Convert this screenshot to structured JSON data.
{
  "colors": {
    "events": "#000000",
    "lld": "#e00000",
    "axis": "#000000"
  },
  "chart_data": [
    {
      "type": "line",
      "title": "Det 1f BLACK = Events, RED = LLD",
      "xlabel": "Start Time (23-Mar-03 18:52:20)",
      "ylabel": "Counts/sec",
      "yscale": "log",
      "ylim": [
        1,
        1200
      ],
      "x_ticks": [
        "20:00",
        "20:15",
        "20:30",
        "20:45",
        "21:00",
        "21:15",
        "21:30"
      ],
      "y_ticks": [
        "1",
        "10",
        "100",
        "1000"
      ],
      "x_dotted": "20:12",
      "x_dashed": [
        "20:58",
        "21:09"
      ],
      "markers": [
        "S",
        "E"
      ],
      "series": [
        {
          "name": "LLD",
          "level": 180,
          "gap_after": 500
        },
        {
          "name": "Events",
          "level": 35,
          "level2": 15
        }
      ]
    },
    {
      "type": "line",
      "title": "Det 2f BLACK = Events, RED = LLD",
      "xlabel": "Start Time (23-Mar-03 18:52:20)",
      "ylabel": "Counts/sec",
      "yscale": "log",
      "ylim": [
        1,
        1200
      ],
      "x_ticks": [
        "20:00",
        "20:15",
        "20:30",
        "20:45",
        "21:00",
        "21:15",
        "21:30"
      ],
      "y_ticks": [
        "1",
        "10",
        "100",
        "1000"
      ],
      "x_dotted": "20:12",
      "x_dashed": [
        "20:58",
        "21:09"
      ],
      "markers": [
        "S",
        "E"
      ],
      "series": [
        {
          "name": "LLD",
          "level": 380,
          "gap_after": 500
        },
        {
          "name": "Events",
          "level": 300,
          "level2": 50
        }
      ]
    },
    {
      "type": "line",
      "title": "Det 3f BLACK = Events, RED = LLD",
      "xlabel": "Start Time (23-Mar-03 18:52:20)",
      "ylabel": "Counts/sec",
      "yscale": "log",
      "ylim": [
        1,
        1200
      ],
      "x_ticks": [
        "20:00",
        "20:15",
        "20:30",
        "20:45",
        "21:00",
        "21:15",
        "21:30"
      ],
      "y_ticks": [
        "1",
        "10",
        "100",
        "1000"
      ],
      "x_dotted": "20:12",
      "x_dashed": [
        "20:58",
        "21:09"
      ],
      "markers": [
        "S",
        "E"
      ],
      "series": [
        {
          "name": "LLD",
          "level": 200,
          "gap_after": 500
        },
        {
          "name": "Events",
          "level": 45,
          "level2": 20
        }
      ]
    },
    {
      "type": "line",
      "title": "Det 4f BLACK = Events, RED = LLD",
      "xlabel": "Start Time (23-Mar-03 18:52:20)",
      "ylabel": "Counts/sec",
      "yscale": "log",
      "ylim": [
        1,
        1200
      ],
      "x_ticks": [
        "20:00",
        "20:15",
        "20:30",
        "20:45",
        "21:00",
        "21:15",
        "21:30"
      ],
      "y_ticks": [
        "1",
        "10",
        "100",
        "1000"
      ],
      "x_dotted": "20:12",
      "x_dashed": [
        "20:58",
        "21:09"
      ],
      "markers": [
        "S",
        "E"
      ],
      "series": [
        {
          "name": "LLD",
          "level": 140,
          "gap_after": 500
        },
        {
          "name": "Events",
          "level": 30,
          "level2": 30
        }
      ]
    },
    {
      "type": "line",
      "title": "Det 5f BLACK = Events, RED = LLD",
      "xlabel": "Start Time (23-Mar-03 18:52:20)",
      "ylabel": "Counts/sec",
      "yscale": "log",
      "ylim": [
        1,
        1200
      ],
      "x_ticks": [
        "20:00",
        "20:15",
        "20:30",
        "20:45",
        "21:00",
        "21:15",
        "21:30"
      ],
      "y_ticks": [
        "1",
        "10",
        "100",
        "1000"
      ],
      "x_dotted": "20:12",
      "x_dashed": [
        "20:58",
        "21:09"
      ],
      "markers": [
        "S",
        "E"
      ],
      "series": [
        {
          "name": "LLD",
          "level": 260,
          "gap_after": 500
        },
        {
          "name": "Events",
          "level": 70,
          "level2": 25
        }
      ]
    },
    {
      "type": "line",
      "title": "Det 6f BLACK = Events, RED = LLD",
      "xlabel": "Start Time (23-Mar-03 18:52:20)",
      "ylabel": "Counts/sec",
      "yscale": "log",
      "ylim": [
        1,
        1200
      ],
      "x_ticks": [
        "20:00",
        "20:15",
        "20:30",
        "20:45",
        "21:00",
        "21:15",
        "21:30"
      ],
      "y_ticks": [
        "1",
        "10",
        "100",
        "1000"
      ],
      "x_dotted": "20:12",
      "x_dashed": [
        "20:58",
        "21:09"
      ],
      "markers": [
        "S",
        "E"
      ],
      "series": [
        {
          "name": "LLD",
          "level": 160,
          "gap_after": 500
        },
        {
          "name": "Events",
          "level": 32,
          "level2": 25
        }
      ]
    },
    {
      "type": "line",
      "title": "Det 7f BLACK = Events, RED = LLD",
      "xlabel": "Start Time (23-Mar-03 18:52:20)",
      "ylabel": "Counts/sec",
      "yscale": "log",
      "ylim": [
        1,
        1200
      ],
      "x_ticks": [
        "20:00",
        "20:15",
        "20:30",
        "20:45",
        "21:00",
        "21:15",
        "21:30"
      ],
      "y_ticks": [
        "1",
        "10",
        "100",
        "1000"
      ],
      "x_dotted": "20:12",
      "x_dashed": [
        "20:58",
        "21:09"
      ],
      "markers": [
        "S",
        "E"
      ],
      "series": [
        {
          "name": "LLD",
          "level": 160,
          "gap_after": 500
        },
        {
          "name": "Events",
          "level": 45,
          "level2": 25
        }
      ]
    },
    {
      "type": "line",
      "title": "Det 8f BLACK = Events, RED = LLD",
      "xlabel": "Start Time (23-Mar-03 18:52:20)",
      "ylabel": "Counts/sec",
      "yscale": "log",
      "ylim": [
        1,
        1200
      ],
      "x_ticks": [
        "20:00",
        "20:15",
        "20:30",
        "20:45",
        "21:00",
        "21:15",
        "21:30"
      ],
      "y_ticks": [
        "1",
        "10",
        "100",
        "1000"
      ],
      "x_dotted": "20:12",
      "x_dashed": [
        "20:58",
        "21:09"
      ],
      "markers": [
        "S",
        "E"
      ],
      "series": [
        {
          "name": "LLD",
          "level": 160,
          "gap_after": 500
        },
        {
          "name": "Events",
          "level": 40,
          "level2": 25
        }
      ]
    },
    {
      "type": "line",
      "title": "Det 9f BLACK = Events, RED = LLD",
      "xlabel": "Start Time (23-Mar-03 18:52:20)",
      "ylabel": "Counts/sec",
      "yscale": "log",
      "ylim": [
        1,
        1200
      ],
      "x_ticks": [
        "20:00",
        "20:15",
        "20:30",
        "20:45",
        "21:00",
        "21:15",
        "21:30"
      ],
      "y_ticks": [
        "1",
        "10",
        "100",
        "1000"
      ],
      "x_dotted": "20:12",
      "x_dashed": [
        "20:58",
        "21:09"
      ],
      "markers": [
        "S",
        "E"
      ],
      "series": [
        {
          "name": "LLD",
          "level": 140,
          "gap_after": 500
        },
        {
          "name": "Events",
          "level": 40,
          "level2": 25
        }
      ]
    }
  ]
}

▬▬▬▬▬▬

GIVEN TASK -> Working from the material above, retype it in its entirety without change.

RESPONSE TO THIS EXERCISE ->
Convert this screenshot to structured JSON data.
{
  "colors": {
    "events": "#000000",
    "lld": "#e00000",
    "axis": "#000000"
  },
  "chart_data": [
    {
      "type": "line",
      "title": "Det 1f BLACK = Events, RED = LLD",
      "xlabel": "Start Time (23-Mar-03 18:52:20)",
      "ylabel": "Counts/sec",
      "yscale": "log",
      "ylim": [
        1,
        1200
      ],
      "x_ticks": [
        "20:00",
        "20:15",
        "20:30",
        "20:45",
        "21:00",
        "21:15",
        "21:30"
      ],
      "y_ticks": [
        "1",
        "10",
        "100",
        "1000"
      ],
      "x_dotted": "20:12",
      "x_dashed": [
        "20:58",
        "21:09"
      ],
      "markers": [
        "S",
        "E"
      ],
      "series": [
        {
          "name": "LLD",
          "level": 180,
          "gap_after": 500
        },
        {
          "name": "Events",
          "level": 35,
          "level2": 15
        }
      ]
    },
    {
      "type": "line",
      "title": "Det 2f BLACK = Events, RED = LLD",
      "xlabel": "Start Time (23-Mar-03 18:52:20)",
      "ylabel": "Counts/sec",
      "yscale": "log",
      "ylim": [
        1,
        1200
      ],
      "x_ticks": [
        "20:00",
        "20:15",
        "20:30",
        "20:45",
        "21:00",
        "21:15",
        "21:30"
      ],
      "y_ticks": [
        "1",
        "10",
        "100",
        "1000"
      ],
      "x_dotted": "20:12",
      "x_dashed": [
        "20:58",
        "21:09"
      ],
      "markers": [
        "S",
        "E"
      ],
      "series": [
        {
          "name": "LLD",
          "level": 380,
          "gap_after": 500
        },
        {
          "name": "Events",
          "level": 300,
          "level2": 50
        }
      ]
    },
    {
      "type": "line",
      "title": "Det 3f BLACK = Events, RED = LLD",
      "xlabel": "Start Time (23-Mar-03 18:52:20)",
      "ylabel": "Counts/sec",
      "yscale": "log",
      "ylim": [
        1,
        1200
      ],
      "x_ticks": [
        "20:00",
        "20:15",
        "20:30",
        "20:45",
        "21:00",
        "21:15",
        "21:30"
      ],
      "y_ticks": [
        "1",
        "10",
        "100",
        "1000"
      ],
      "x_dotted": "20:12",
      "x_dashed": [
        "20:58",
        "21:09"
      ],
      "markers": [
        "S",
        "E"
      ],
      "series": [
        {
          "name": "LLD",
          "level": 200,
          "gap_after": 500
        },
        {
          "name": "Events",
          "level": 45,
          "level2": 20
        }
      ]
    },
    {
      "type": "line",
      "title": "Det 4f BLACK = Events, RED = LLD",
      "xlabel": "Start Time (23-Mar-03 18:52:20)",
      "ylabel": "Counts/sec",
      "yscale": "log",
      "ylim": [
        1,
        1200
      ],
      "x_ticks": [
        "20:00",
        "20:15",
        "20:30",
        "20:45",
        "21:00",
        "21:15",
        "21:30"
      ],
      "y_ticks": [
        "1",
        "10",
        "100",
        "1000"
      ],
      "x_dotted": "20:12",
      "x_dashed": [
        "20:58",
        "21:09"
      ],
      "markers": [
        "S",
        "E"
      ],
      "series": [
        {
          "name": "LLD",
          "level": 140,
          "gap_after": 500
        },
        {
          "name": "Events",
          "level": 30,
          "level2": 30
        }
      ]
    },
    {
      "type": "line",
      "title": "Det 5f BLACK = Events, RED = LLD",
      "xlabel": "Start Time (23-Mar-03 18:52:20)",
      "ylabel": "Counts/sec",
      "yscale": "log",
      "ylim": [
        1,
        1200
      ],
      "x_ticks": [
        "20:00",
        "20:15",
        "20:30",
        "20:45",
        "21:00",
        "21:15",
        "21:30"
      ],
      "y_ticks": [
        "1",
        "10",
        "100",
        "1000"
      ],
      "x_dotted": "20:12",
      "x_dashed": [
        "20:58",
        "21:09"
      ],
      "markers": [
        "S",
        "E"
      ],
      "series": [
        {
          "name": "LLD",
          "level": 260,
          "gap_after": 500
        },
        {
          "name": "Events",
          "level": 70,
          "level2": 25
        }
      ]
    },
    {
      "type": "line",
      "title": "Det 6f BLACK = Events, RED = LLD",
      "xlabel": "Start Time (23-Mar-03 18:52:20)",
      "ylabel": "Counts/sec",
      "yscale": "log",
      "ylim": [
        1,
        1200
      ],
      "x_ticks": [
        "20:00",
        "20:15",
        "20:30",
        "20:45",
        "21:00",
        "21:15",
        "21:30"
      ],
      "y_ticks": [
        "1",
        "10",
        "100",
        "1000"
      ],
      "x_dotted": "20:12",
      "x_dashed": [
        "20:58",
        "21:09"
      ],
      "markers": [
        "S",
        "E"
      ],
      "series": [
        {
          "name": "LLD",
          "level": 160,
          "gap_after": 500
        },
        {
          "name": "Events",
          "level": 32,
          "level2": 25
        }
      ]
    },
    {
      "type": "line",
      "title": "Det 7f BLACK = Events, RED = LLD",
      "xlabel": "Start Time (23-Mar-03 18:52:20)",
      "ylabel": "Counts/sec",
      "yscale": "log",
      "ylim": [
        1,
        1200
      ],
      "x_ticks": [
        "20:00",
        "20:15",
        "20:30",
        "20:45",
        "21:00",
        "21:15",
        "21:30"
      ],
      "y_ticks": [
        "1",
        "10",
        "100",
        "1000"
      ],
      "x_dotted": "20:12",
      "x_dashed": [
        "20:58",
        "21:09"
      ],
      "markers": [
        "S",
        "E"
      ],
      "series": [
        {
          "name": "LLD",
          "level": 160,
          "gap_after": 500
        },
        {
          "name": "Events",
          "level": 45,
          "level2": 25
        }
      ]
    },
    {
      "type": "line",
      "title": "Det 8f BLACK = Events, RED = LLD",
      "xlabel": "Start Time (23-Mar-03 18:52:20)",
      "ylabel": "Counts/sec",
      "yscale": "log",
      "ylim": [
        1,
        1200
      ],
      "x_ticks": [
        "20:00",
        "20:15",
        "20:30",
        "20:45",
        "21:00",
        "21:15",
        "21:30"
      ],
      "y_ticks": [
        "1",
        "10",
        "100",
        "1000"
      ],
      "x_dotted": "20:12",
      "x_dashed": [
        "20:58",
        "21:09"
      ],
      "markers": [
        "S",
        "E"
      ],
      "series": [
        {
          "name": "LLD",
          "level": 160,
          "gap_after": 500
        },
        {
          "name": "Events",
          "level": 40,
          "level2": 25
        }
      ]
    },
    {
      "type": "line",
      "title": "Det 9f BLACK = Events, RED = LLD",
      "xlabel": "Start Time (23-Mar-03 18:52:20)",
      "ylabel": "Counts/sec",
      "yscale": "log",
      "ylim": [
        1,
        1200
      ],
      "x_ticks": [
        "20:00",
        "20:15",
        "20:30",
        "20:45",
        "21:00",
        "21:15",
        "21:30"
      ],
      "y_ticks": [
        "1",
        "10",
        "100",
        "1000"
      ],
      "x_dotted": "20:12",
      "x_dashed": [
        "20:58",
        "21:09"
      ],
      "markers": [
        "S",
        "E"
      ],
      "series": [
        {
          "name": "LLD",
          "level": 140,
          "gap_after": 500
        },
        {
          "name": "Events",
          "level": 40,
          "level2": 25
        }
      ]
    }
  ]
}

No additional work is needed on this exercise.